Records from a collection of figures:

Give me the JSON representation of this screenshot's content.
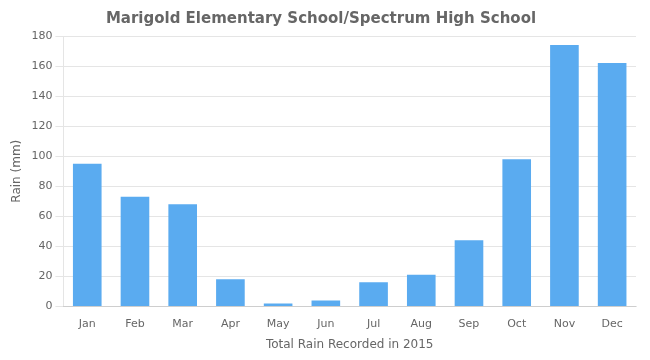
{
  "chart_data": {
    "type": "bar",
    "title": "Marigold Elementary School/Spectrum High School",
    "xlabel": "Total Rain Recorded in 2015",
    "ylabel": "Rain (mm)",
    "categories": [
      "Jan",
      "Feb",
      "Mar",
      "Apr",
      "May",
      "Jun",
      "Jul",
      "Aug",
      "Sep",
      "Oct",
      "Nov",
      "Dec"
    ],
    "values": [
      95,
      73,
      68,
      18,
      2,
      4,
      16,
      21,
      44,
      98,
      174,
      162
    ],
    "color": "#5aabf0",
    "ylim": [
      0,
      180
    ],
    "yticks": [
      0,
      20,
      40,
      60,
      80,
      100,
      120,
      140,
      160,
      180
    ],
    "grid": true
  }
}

■ **Aim of the task**
Quote every line of the records above exactly; no picture is to be copied.

■ **Final result**
Give me the JSON representation of this screenshot's content.
{
  "chart_data": {
    "type": "bar",
    "title": "Marigold Elementary School/Spectrum High School",
    "xlabel": "Total Rain Recorded in 2015",
    "ylabel": "Rain (mm)",
    "categories": [
      "Jan",
      "Feb",
      "Mar",
      "Apr",
      "May",
      "Jun",
      "Jul",
      "Aug",
      "Sep",
      "Oct",
      "Nov",
      "Dec"
    ],
    "values": [
      95,
      73,
      68,
      18,
      2,
      4,
      16,
      21,
      44,
      98,
      174,
      162
    ],
    "color": "#5aabf0",
    "ylim": [
      0,
      180
    ],
    "yticks": [
      0,
      20,
      40,
      60,
      80,
      100,
      120,
      140,
      160,
      180
    ],
    "grid": true
  }
}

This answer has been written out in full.